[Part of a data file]
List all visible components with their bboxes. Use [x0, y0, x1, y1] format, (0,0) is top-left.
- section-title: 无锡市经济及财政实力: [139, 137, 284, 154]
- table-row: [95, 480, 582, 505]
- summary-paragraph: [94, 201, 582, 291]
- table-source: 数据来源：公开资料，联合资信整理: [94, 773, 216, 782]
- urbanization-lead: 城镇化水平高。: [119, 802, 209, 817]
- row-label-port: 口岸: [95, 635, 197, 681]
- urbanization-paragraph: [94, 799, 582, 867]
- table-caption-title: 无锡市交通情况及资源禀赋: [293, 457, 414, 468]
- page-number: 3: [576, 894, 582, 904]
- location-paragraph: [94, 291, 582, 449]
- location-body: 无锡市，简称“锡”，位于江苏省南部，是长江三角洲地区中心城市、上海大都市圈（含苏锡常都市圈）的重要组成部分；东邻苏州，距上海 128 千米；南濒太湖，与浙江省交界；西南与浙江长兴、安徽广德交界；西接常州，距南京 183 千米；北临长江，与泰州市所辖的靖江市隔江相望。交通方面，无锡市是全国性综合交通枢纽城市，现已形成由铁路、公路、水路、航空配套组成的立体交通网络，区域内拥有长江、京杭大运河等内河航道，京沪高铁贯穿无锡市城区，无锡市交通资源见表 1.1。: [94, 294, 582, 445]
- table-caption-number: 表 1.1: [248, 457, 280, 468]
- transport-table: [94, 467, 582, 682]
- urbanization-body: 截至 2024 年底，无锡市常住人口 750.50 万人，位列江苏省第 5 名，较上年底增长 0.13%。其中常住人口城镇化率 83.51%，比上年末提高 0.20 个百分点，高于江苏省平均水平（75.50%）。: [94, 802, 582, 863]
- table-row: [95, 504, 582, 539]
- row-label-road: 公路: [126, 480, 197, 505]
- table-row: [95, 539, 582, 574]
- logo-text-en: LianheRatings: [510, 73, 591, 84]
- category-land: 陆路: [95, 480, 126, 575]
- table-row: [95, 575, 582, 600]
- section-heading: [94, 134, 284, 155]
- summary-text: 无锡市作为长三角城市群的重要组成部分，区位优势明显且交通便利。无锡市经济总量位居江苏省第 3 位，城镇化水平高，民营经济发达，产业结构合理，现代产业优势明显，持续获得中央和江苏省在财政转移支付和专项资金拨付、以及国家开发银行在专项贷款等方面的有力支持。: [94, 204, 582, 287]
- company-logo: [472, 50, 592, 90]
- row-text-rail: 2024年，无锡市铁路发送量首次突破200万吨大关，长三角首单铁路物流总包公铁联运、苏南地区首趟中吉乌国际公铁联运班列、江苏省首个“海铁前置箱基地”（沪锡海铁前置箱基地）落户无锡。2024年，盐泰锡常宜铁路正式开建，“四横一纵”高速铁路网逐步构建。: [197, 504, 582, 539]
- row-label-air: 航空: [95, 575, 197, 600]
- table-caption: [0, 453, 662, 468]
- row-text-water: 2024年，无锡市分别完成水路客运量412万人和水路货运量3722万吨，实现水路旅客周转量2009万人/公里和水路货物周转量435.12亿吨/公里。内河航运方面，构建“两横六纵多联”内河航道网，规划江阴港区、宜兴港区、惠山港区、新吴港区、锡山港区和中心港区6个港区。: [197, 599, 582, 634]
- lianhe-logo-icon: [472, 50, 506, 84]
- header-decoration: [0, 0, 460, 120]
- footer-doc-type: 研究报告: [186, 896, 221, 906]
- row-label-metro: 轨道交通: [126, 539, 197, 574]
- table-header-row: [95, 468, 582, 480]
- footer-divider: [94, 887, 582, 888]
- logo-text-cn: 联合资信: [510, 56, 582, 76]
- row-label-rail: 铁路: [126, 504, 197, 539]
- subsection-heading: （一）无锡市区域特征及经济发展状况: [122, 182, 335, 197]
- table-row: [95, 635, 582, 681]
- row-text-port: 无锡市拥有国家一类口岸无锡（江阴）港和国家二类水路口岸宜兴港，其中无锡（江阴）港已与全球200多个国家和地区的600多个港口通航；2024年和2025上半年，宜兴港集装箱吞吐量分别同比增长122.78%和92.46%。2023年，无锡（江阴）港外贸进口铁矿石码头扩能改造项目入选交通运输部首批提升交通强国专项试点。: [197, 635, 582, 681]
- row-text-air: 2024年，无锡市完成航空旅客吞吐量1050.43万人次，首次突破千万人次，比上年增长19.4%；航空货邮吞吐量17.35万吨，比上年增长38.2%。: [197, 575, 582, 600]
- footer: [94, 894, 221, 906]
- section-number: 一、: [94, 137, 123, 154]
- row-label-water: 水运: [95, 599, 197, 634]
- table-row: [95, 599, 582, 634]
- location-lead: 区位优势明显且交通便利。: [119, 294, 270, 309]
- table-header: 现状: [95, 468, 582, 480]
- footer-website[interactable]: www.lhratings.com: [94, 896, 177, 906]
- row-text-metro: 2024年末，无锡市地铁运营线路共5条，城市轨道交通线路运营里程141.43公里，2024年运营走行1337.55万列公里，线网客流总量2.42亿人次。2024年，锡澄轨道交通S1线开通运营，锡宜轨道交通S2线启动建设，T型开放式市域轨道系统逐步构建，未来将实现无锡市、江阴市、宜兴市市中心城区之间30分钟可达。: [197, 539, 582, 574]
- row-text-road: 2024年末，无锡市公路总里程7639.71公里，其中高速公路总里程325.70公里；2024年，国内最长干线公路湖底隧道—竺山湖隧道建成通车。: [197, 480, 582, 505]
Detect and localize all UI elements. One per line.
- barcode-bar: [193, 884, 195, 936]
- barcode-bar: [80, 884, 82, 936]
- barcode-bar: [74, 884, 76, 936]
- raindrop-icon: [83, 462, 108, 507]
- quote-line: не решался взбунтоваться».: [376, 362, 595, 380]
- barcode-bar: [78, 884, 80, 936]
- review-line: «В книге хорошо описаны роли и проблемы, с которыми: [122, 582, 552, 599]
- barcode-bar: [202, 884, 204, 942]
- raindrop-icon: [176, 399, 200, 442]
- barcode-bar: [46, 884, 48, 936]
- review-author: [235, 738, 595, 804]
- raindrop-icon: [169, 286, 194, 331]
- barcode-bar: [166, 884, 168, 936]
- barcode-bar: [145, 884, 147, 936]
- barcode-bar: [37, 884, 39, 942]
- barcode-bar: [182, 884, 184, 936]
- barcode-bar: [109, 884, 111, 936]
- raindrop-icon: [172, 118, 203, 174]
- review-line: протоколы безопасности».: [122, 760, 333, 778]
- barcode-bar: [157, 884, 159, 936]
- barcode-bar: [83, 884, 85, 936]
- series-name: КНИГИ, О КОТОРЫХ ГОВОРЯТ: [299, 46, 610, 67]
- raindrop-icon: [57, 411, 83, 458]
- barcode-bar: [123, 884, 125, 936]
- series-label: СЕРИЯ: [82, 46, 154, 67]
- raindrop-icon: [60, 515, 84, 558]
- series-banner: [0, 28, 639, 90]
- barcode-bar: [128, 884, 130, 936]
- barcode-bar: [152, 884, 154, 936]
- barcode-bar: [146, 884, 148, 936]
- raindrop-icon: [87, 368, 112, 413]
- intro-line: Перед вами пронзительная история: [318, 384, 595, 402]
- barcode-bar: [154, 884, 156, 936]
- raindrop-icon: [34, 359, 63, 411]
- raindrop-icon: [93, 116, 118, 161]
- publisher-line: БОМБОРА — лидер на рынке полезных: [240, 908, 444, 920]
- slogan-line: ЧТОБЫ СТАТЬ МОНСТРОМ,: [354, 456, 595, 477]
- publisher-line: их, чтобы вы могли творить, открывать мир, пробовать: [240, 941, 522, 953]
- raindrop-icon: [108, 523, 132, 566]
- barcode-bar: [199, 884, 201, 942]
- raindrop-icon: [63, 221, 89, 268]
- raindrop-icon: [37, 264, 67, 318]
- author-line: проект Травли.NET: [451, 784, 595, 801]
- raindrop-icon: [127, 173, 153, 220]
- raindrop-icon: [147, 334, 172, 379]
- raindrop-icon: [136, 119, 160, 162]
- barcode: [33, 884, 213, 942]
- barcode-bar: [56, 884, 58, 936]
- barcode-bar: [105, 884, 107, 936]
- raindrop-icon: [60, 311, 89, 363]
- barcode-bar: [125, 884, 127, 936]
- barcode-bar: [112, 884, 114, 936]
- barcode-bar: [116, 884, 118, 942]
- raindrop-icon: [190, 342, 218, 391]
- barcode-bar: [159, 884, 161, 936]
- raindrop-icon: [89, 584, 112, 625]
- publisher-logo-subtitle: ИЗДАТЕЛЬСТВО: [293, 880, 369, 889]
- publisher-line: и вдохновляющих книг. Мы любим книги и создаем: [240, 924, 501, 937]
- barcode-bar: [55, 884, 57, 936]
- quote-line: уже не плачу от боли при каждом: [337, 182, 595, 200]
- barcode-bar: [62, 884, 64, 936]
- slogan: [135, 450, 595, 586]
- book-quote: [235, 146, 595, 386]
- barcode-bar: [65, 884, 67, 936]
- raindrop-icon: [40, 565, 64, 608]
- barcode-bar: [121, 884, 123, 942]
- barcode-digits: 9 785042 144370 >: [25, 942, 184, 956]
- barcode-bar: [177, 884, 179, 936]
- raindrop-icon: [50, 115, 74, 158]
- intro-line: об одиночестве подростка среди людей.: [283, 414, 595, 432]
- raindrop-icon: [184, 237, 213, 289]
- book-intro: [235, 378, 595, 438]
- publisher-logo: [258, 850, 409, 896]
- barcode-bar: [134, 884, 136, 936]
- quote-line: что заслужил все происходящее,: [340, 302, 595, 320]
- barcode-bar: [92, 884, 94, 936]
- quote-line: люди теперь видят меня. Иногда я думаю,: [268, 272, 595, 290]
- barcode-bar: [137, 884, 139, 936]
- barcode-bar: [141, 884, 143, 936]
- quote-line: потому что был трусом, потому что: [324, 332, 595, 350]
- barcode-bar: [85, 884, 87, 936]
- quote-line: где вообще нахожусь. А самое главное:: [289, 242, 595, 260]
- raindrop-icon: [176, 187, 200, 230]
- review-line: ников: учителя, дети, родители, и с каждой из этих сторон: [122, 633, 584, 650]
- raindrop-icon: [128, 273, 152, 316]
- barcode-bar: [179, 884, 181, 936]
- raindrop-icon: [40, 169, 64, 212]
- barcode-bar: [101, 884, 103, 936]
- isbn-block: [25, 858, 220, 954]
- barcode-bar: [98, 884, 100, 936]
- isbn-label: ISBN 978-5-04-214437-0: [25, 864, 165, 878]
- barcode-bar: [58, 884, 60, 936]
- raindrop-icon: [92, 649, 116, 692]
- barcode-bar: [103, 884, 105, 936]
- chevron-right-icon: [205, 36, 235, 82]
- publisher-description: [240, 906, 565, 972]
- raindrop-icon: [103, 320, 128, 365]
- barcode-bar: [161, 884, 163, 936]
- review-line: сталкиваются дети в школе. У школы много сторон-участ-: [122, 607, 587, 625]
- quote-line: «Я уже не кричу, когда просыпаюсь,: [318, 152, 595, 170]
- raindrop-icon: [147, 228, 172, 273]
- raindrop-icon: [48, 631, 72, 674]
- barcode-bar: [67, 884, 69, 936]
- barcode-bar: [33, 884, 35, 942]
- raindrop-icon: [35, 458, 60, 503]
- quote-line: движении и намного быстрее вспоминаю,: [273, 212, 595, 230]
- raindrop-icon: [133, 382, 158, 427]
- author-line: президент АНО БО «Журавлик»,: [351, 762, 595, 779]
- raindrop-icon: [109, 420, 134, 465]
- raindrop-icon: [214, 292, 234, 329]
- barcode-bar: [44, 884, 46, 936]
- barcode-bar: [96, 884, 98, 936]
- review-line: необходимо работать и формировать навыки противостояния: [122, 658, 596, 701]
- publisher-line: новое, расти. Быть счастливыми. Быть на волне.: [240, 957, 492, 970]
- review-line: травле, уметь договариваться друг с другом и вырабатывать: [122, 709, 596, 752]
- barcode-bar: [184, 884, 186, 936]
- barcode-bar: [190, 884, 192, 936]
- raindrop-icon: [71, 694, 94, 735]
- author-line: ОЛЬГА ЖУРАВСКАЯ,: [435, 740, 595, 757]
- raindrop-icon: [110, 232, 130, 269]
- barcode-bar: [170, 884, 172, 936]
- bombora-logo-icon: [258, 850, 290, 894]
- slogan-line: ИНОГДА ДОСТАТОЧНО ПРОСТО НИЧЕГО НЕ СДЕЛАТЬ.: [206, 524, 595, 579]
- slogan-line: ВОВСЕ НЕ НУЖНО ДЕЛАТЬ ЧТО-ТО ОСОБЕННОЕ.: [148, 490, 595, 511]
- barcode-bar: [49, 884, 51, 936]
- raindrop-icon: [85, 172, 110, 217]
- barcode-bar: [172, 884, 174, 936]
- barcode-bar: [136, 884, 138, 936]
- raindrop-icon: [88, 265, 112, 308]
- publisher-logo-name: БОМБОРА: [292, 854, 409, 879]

→ **TASK REQUIREMENTS**: Edit the entries from the first line through the line containing "[197, 504, 582, 539]", changing every "table-row" to "row-box" and leaving everything else unchanged.

→ **FULL OUTPUT**:
List all visible components with their bboxes. Use [x0, y0, x1, y1] format, (0,0) is top-left.
- section-title: 无锡市经济及财政实力: [139, 137, 284, 154]
- row-box: [95, 480, 582, 505]
- summary-paragraph: [94, 201, 582, 291]
- table-source: 数据来源：公开资料，联合资信整理: [94, 773, 216, 782]
- urbanization-lead: 城镇化水平高。: [119, 802, 209, 817]
- row-label-port: 口岸: [95, 635, 197, 681]
- urbanization-paragraph: [94, 799, 582, 867]
- table-caption-title: 无锡市交通情况及资源禀赋: [293, 457, 414, 468]
- page-number: 3: [576, 894, 582, 904]
- location-paragraph: [94, 291, 582, 449]
- location-body: 无锡市，简称“锡”，位于江苏省南部，是长江三角洲地区中心城市、上海大都市圈（含苏锡常都市圈）的重要组成部分；东邻苏州，距上海 128 千米；南濒太湖，与浙江省交界；西南与浙江长兴、安徽广德交界；西接常州，距南京 183 千米；北临长江，与泰州市所辖的靖江市隔江相望。交通方面，无锡市是全国性综合交通枢纽城市，现已形成由铁路、公路、水路、航空配套组成的立体交通网络，区域内拥有长江、京杭大运河等内河航道，京沪高铁贯穿无锡市城区，无锡市交通资源见表 1.1。: [94, 294, 582, 445]
- table-caption-number: 表 1.1: [248, 457, 280, 468]
- transport-table: [94, 467, 582, 682]
- urbanization-body: 截至 2024 年底，无锡市常住人口 750.50 万人，位列江苏省第 5 名，较上年底增长 0.13%。其中常住人口城镇化率 83.51%，比上年末提高 0.20 个百分点，高于江苏省平均水平（75.50%）。: [94, 802, 582, 863]
- row-box: [95, 504, 582, 539]
- row-label-road: 公路: [126, 480, 197, 505]
- row-box: [95, 539, 582, 574]
- logo-text-en: LianheRatings: [510, 73, 591, 84]
- category-land: 陆路: [95, 480, 126, 575]
- row-box: [95, 575, 582, 600]
- section-heading: [94, 134, 284, 155]
- summary-text: 无锡市作为长三角城市群的重要组成部分，区位优势明显且交通便利。无锡市经济总量位居江苏省第 3 位，城镇化水平高，民营经济发达，产业结构合理，现代产业优势明显，持续获得中央和江苏省在财政转移支付和专项资金拨付、以及国家开发银行在专项贷款等方面的有力支持。: [94, 204, 582, 287]
- company-logo: [472, 50, 592, 90]
- row-text-rail: 2024年，无锡市铁路发送量首次突破200万吨大关，长三角首单铁路物流总包公铁联运、苏南地区首趟中吉乌国际公铁联运班列、江苏省首个“海铁前置箱基地”（沪锡海铁前置箱基地）落户无锡。2024年，盐泰锡常宜铁路正式开建，“四横一纵”高速铁路网逐步构建。: [197, 504, 582, 539]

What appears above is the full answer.